>> Start Data lines
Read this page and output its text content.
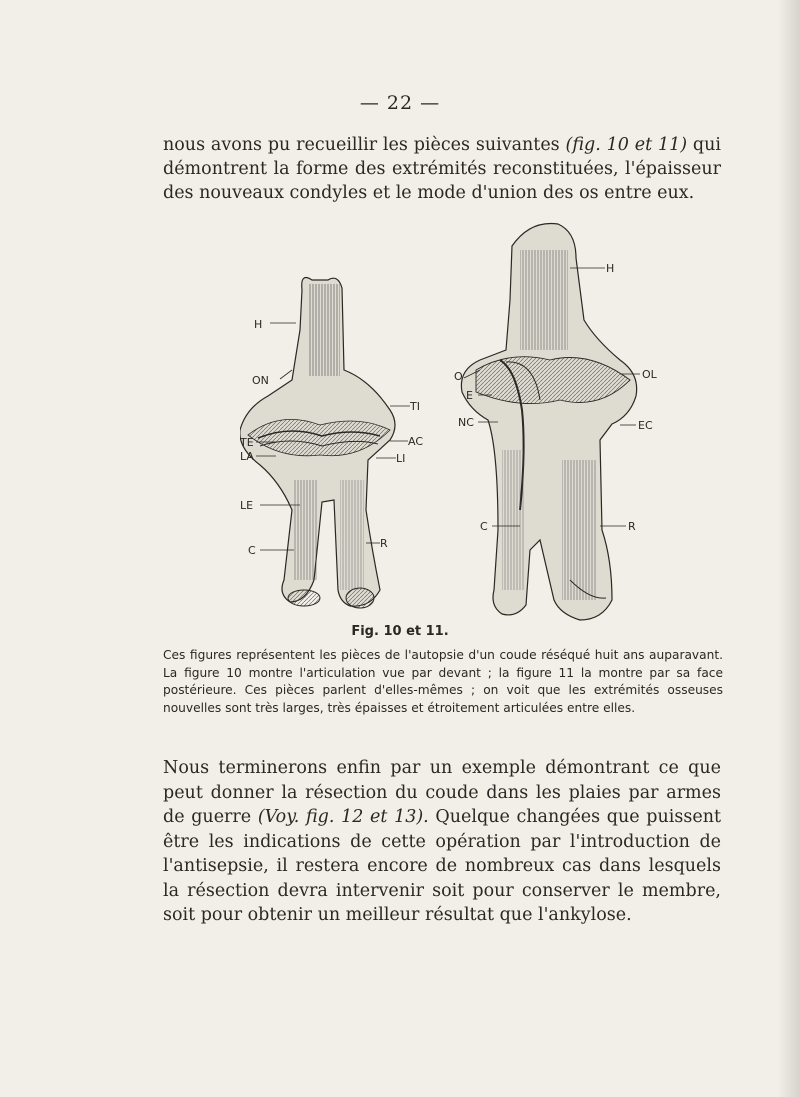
— 22 —

nous avons pu recueillir les pièces suivantes (fig. 10 et 11) qui démontrent la forme des extrémités reconstituées, l'épaisseur des nouveaux condyles et le mode d'union des os entre eux.

H
ON
TI
TE	AC
LA	LI
LE
C
R
H
O	OL
E
NC	EC
C	R
Fig. 10 et 11.

Ces figures représentent les pièces de l'autopsie d'un coude réséqué huit ans auparavant. La figure 10 montre l'articulation vue par devant ; la figure 11 la montre par sa face postérieure. Ces pièces parlent d'elles-mêmes ; on voit que les extrémités osseuses nouvelles sont très larges, très épaisses et étroitement articulées entre elles.

Nous terminerons enfin par un exemple démontrant ce que peut donner la résection du coude dans les plaies par armes de guerre (Voy. fig. 12 et 13). Quelque changées que puissent être les indications de cette opération par l'introduction de l'antisepsie, il restera encore de nombreux cas dans lesquels la résection devra intervenir soit pour conserver le membre, soit pour obtenir un meilleur résultat que l'ankylose.
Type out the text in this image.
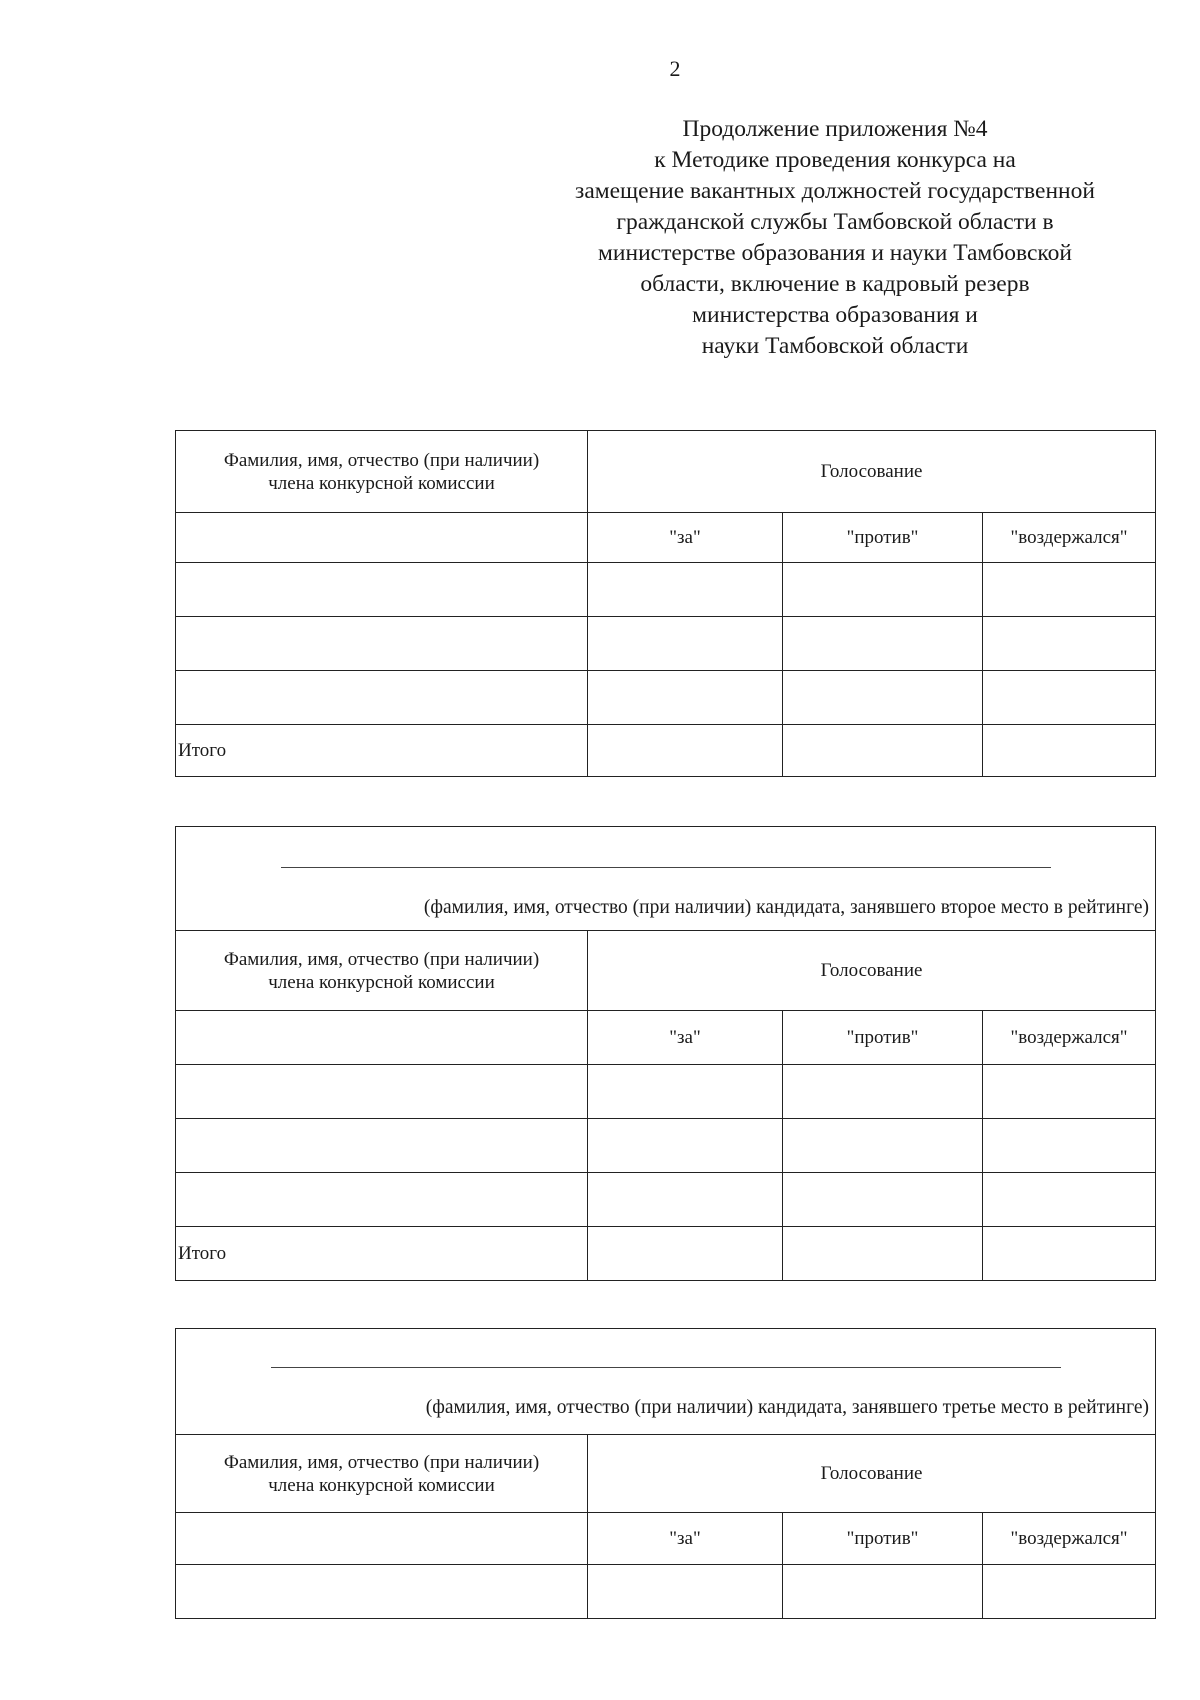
2
Продолжение приложения №4
к Методике проведения конкурса на
замещение вакантных должностей государственной
гражданской службы Тамбовской области в
министерстве образования и науки Тамбовской
области, включение в кадровый резерв
министерства образования и
науки Тамбовской области
Фамилия, имя, отчество (при наличии)
члена конкурсной комиссии	Голосование		
	"за"	"против"	"воздержался"

Итого			
(фамилия, имя, отчество (при наличии) кандидата, занявшего второе место в рейтинге)			

Фамилия, имя, отчество (при наличии)
члена конкурсной комиссии	Голосование		
	"за"	"против"	"воздержался"

Итого			
(фамилия, имя, отчество (при наличии) кандидата, занявшего третье место в рейтинге)			

Фамилия, имя, отчество (при наличии)
члена конкурсной комиссии	Голосование		
	"за"	"против"	"воздержался"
>> End Data lines
» Directions: Give every record again exactly, apart from the pictures, which stay out.

» Complete answer:
Read this page and output its text content.
— 22 —

nous avons pu recueillir les pièces suivantes (fig. 10 et 11) qui démontrent la forme des extrémités reconstituées, l'épaisseur des nouveaux condyles et le mode d'union des os entre eux.

H
ON
TI
TE	AC
LA	LI
LE
C
R
H
O	OL
E
NC	EC
C	R
Fig. 10 et 11.

Ces figures représentent les pièces de l'autopsie d'un coude réséqué huit ans auparavant. La figure 10 montre l'articulation vue par devant ; la figure 11 la montre par sa face postérieure. Ces pièces parlent d'elles-mêmes ; on voit que les extrémités osseuses nouvelles sont très larges, très épaisses et étroitement articulées entre elles.

Nous terminerons enfin par un exemple démontrant ce que peut donner la résection du coude dans les plaies par armes de guerre (Voy. fig. 12 et 13). Quelque changées que puissent être les indications de cette opération par l'introduction de l'antisepsie, il restera encore de nombreux cas dans lesquels la résection devra intervenir soit pour conserver le membre, soit pour obtenir un meilleur résultat que l'ankylose.
Type out the text in this image.
2
Продолжение приложения №4
к Методике проведения конкурса на
замещение вакантных должностей государственной
гражданской службы Тамбовской области в
министерстве образования и науки Тамбовской
области, включение в кадровый резерв
министерства образования и
науки Тамбовской области
Фамилия, имя, отчество (при наличии)
члена конкурсной комиссии	Голосование		
	"за"	"против"	"воздержался"

Итого			
(фамилия, имя, отчество (при наличии) кандидата, занявшего второе место в рейтинге)			

Фамилия, имя, отчество (при наличии)
члена конкурсной комиссии	Голосование		
	"за"	"против"	"воздержался"

Итого			
(фамилия, имя, отчество (при наличии) кандидата, занявшего третье место в рейтинге)			

Фамилия, имя, отчество (при наличии)
члена конкурсной комиссии	Голосование		
	"за"	"против"	"воздержался"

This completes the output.